Exercise brief:
Restate the data word for word and leave the images out.

Figure collection entries:

%%

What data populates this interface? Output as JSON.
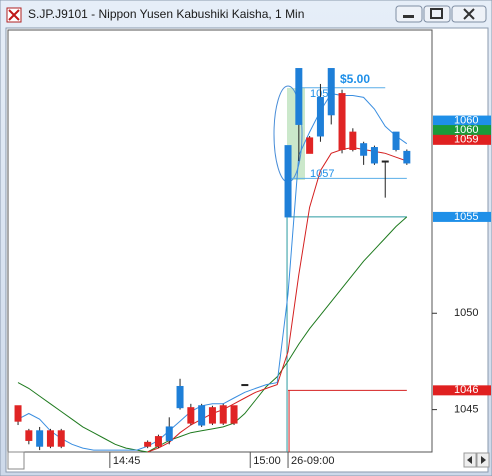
{
  "window": {
    "title": "S.JP.J9101 - Nippon Yusen Kabushiki Kaisha, 1 Min"
  },
  "chart_data": {
    "type": "candlestick",
    "xlim": [
      -0.93,
      38.33
    ],
    "xticks": [
      {
        "value": 8.5,
        "label": "14:45"
      },
      {
        "value": 21.5,
        "label": "15:00"
      },
      {
        "value": 25,
        "label": "26-09:00"
      }
    ],
    "ylim": [
      1042.8,
      1064.7
    ],
    "yticks": [
      1045,
      1050
    ],
    "up_color": "#1e7fd8",
    "down_color": "#e02424",
    "open": [
      1045.2,
      1043.9,
      1043.1,
      1043.9,
      1043.9,
      null,
      null,
      null,
      null,
      null,
      null,
      null,
      1043.3,
      1043.6,
      1043.4,
      1045.1,
      1045.1,
      1044.2,
      1045.1,
      1045.2,
      1045.2,
      1046.3,
      null,
      null,
      null,
      1055,
      1059.8,
      1059.1,
      1059.2,
      1060.3,
      1061.4,
      1059.4,
      1058.2,
      1057.8,
      1057.9,
      1058.5,
      1057.8
    ],
    "high": [
      1045.2,
      1044.0,
      1044.1,
      1044.0,
      1044.0,
      null,
      null,
      null,
      null,
      null,
      null,
      null,
      1043.4,
      1043.7,
      1044.6,
      1046.6,
      1045.3,
      1045.3,
      1045.2,
      1045.3,
      1045.2,
      1046.3,
      null,
      null,
      null,
      1058.7,
      1062.7,
      1059.2,
      1061.9,
      1062.7,
      1061.6,
      1059.6,
      1058.9,
      1058.7,
      1057.9,
      1059.4,
      1058.5
    ],
    "low": [
      1044.2,
      1043.2,
      1042.9,
      1043.0,
      1043.0,
      null,
      null,
      null,
      null,
      null,
      null,
      null,
      1043.0,
      1043.0,
      1043.2,
      1045.0,
      1044.2,
      1044.1,
      1044.2,
      1044.2,
      1044.2,
      1046.3,
      null,
      null,
      null,
      1055,
      1057.9,
      1058.3,
      1058.9,
      1059.8,
      1058.3,
      1058.4,
      1057.7,
      1057.7,
      1056.0,
      1058.4,
      1057.7
    ],
    "close": [
      1044.4,
      1043.4,
      1043.9,
      1043.1,
      1043.1,
      null,
      null,
      null,
      null,
      null,
      null,
      null,
      1043.1,
      1043.1,
      1044.1,
      1046.2,
      1044.3,
      1045.2,
      1044.3,
      1044.3,
      1044.3,
      1046.3,
      null,
      null,
      null,
      1058.7,
      1062.7,
      1058.3,
      1061.2,
      1062.7,
      1058.5,
      1058.5,
      1058.8,
      1058.6,
      1057.9,
      1059.4,
      1058.4
    ],
    "indicators": [
      {
        "color": "#1e7a1e",
        "values": [
          1046.4,
          1046.1,
          1045.7,
          1045.3,
          1044.9,
          1044.5,
          1044.1,
          1043.8,
          1043.5,
          1043.2,
          1043.0,
          1042.9,
          1042.8,
          1043.1,
          1043.4,
          1043.6,
          1043.8,
          1043.9,
          1044.0,
          1044.1,
          1044.3,
          1044.8,
          1045.5,
          1046.2,
          1046.7,
          1047.5,
          1048.4,
          1049.2,
          1049.9,
          1050.6,
          1051.3,
          1052.0,
          1052.7,
          1053.3,
          1053.9,
          1054.5,
          1055.0
        ]
      },
      {
        "color": "#3a8ee0",
        "values": [
          1044.5,
          1044.8,
          1044.5,
          1043.9,
          1043.5,
          1043.2,
          1043.0,
          1042.9,
          1042.9,
          1042.9,
          1042.9,
          1042.9,
          1043.1,
          1043.4,
          1043.9,
          1044.4,
          1044.9,
          1045.2,
          1045.3,
          1045.3,
          1045.6,
          1045.9,
          1046.1,
          1046.3,
          1046.4,
          1051.0,
          1058.2,
          1059.4,
          1060.5,
          1061.4,
          1061.3,
          1061.3,
          1061.2,
          1060.6,
          1059.7,
          1059.2,
          1058.8
        ]
      },
      {
        "color": "#d42020",
        "values": [
          null,
          null,
          null,
          null,
          null,
          null,
          null,
          null,
          null,
          null,
          null,
          null,
          1042.8,
          1043.0,
          1043.3,
          1043.8,
          1044.2,
          1044.5,
          1044.8,
          1045.0,
          1045.3,
          1045.6,
          1045.9,
          1046.1,
          1046.3,
          1048.0,
          1052.0,
          1055.5,
          1057.4,
          1058.3,
          1058.5,
          1058.6,
          1058.5,
          1058.4,
          1058.3,
          1058.1,
          1057.9
        ]
      }
    ],
    "levels": [
      {
        "value": 1055,
        "color": "#2a9aa0",
        "start": 25,
        "end": 36
      },
      {
        "value": 1046,
        "color": "#d42020",
        "start": 25,
        "end": 36
      },
      {
        "value": 1057,
        "color": "#5aaee8",
        "start": 25,
        "end": 36
      },
      {
        "value": 1061.7,
        "color": "#5aaee8",
        "start": 26,
        "end": 34
      }
    ],
    "price_markers": [
      {
        "value": 1060,
        "color": "#1e8fe8"
      },
      {
        "value": 1060,
        "color": "#1a9a3a"
      },
      {
        "value": 1059,
        "color": "#e02020"
      },
      {
        "value": 1055,
        "color": "#1e8fe8"
      },
      {
        "value": 1046,
        "color": "#e02020"
      }
    ],
    "annotations": [
      "$5.00",
      "105",
      "1057"
    ]
  }
}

%%

Exercise solution:
What data populates this interface? Output as JSON.
{
  "window": {
    "title": "S.JP.J9101 - Nippon Yusen Kabushiki Kaisha, 1 Min"
  },
  "chart_data": {
    "type": "candlestick",
    "xlim": [
      -0.93,
      38.33
    ],
    "xticks": [
      {
        "value": 8.5,
        "label": "14:45"
      },
      {
        "value": 21.5,
        "label": "15:00"
      },
      {
        "value": 25,
        "label": "26-09:00"
      }
    ],
    "ylim": [
      1042.8,
      1064.7
    ],
    "yticks": [
      1045,
      1050
    ],
    "up_color": "#1e7fd8",
    "down_color": "#e02424",
    "open": [
      1045.2,
      1043.9,
      1043.1,
      1043.9,
      1043.9,
      null,
      null,
      null,
      null,
      null,
      null,
      null,
      1043.3,
      1043.6,
      1043.4,
      1045.1,
      1045.1,
      1044.2,
      1045.1,
      1045.2,
      1045.2,
      1046.3,
      null,
      null,
      null,
      1055,
      1059.8,
      1059.1,
      1059.2,
      1060.3,
      1061.4,
      1059.4,
      1058.2,
      1057.8,
      1057.9,
      1058.5,
      1057.8
    ],
    "high": [
      1045.2,
      1044.0,
      1044.1,
      1044.0,
      1044.0,
      null,
      null,
      null,
      null,
      null,
      null,
      null,
      1043.4,
      1043.7,
      1044.6,
      1046.6,
      1045.3,
      1045.3,
      1045.2,
      1045.3,
      1045.2,
      1046.3,
      null,
      null,
      null,
      1058.7,
      1062.7,
      1059.2,
      1061.9,
      1062.7,
      1061.6,
      1059.6,
      1058.9,
      1058.7,
      1057.9,
      1059.4,
      1058.5
    ],
    "low": [
      1044.2,
      1043.2,
      1042.9,
      1043.0,
      1043.0,
      null,
      null,
      null,
      null,
      null,
      null,
      null,
      1043.0,
      1043.0,
      1043.2,
      1045.0,
      1044.2,
      1044.1,
      1044.2,
      1044.2,
      1044.2,
      1046.3,
      null,
      null,
      null,
      1055,
      1057.9,
      1058.3,
      1058.9,
      1059.8,
      1058.3,
      1058.4,
      1057.7,
      1057.7,
      1056.0,
      1058.4,
      1057.7
    ],
    "close": [
      1044.4,
      1043.4,
      1043.9,
      1043.1,
      1043.1,
      null,
      null,
      null,
      null,
      null,
      null,
      null,
      1043.1,
      1043.1,
      1044.1,
      1046.2,
      1044.3,
      1045.2,
      1044.3,
      1044.3,
      1044.3,
      1046.3,
      null,
      null,
      null,
      1058.7,
      1062.7,
      1058.3,
      1061.2,
      1062.7,
      1058.5,
      1058.5,
      1058.8,
      1058.6,
      1057.9,
      1059.4,
      1058.4
    ],
    "indicators": [
      {
        "color": "#1e7a1e",
        "values": [
          1046.4,
          1046.1,
          1045.7,
          1045.3,
          1044.9,
          1044.5,
          1044.1,
          1043.8,
          1043.5,
          1043.2,
          1043.0,
          1042.9,
          1042.8,
          1043.1,
          1043.4,
          1043.6,
          1043.8,
          1043.9,
          1044.0,
          1044.1,
          1044.3,
          1044.8,
          1045.5,
          1046.2,
          1046.7,
          1047.5,
          1048.4,
          1049.2,
          1049.9,
          1050.6,
          1051.3,
          1052.0,
          1052.7,
          1053.3,
          1053.9,
          1054.5,
          1055.0
        ]
      },
      {
        "color": "#3a8ee0",
        "values": [
          1044.5,
          1044.8,
          1044.5,
          1043.9,
          1043.5,
          1043.2,
          1043.0,
          1042.9,
          1042.9,
          1042.9,
          1042.9,
          1042.9,
          1043.1,
          1043.4,
          1043.9,
          1044.4,
          1044.9,
          1045.2,
          1045.3,
          1045.3,
          1045.6,
          1045.9,
          1046.1,
          1046.3,
          1046.4,
          1051.0,
          1058.2,
          1059.4,
          1060.5,
          1061.4,
          1061.3,
          1061.3,
          1061.2,
          1060.6,
          1059.7,
          1059.2,
          1058.8
        ]
      },
      {
        "color": "#d42020",
        "values": [
          null,
          null,
          null,
          null,
          null,
          null,
          null,
          null,
          null,
          null,
          null,
          null,
          1042.8,
          1043.0,
          1043.3,
          1043.8,
          1044.2,
          1044.5,
          1044.8,
          1045.0,
          1045.3,
          1045.6,
          1045.9,
          1046.1,
          1046.3,
          1048.0,
          1052.0,
          1055.5,
          1057.4,
          1058.3,
          1058.5,
          1058.6,
          1058.5,
          1058.4,
          1058.3,
          1058.1,
          1057.9
        ]
      }
    ],
    "levels": [
      {
        "value": 1055,
        "color": "#2a9aa0",
        "start": 25,
        "end": 36
      },
      {
        "value": 1046,
        "color": "#d42020",
        "start": 25,
        "end": 36
      },
      {
        "value": 1057,
        "color": "#5aaee8",
        "start": 25,
        "end": 36
      },
      {
        "value": 1061.7,
        "color": "#5aaee8",
        "start": 26,
        "end": 34
      }
    ],
    "price_markers": [
      {
        "value": 1060,
        "color": "#1e8fe8"
      },
      {
        "value": 1060,
        "color": "#1a9a3a"
      },
      {
        "value": 1059,
        "color": "#e02020"
      },
      {
        "value": 1055,
        "color": "#1e8fe8"
      },
      {
        "value": 1046,
        "color": "#e02020"
      }
    ],
    "annotations": [
      "$5.00",
      "105",
      "1057"
    ]
  }
}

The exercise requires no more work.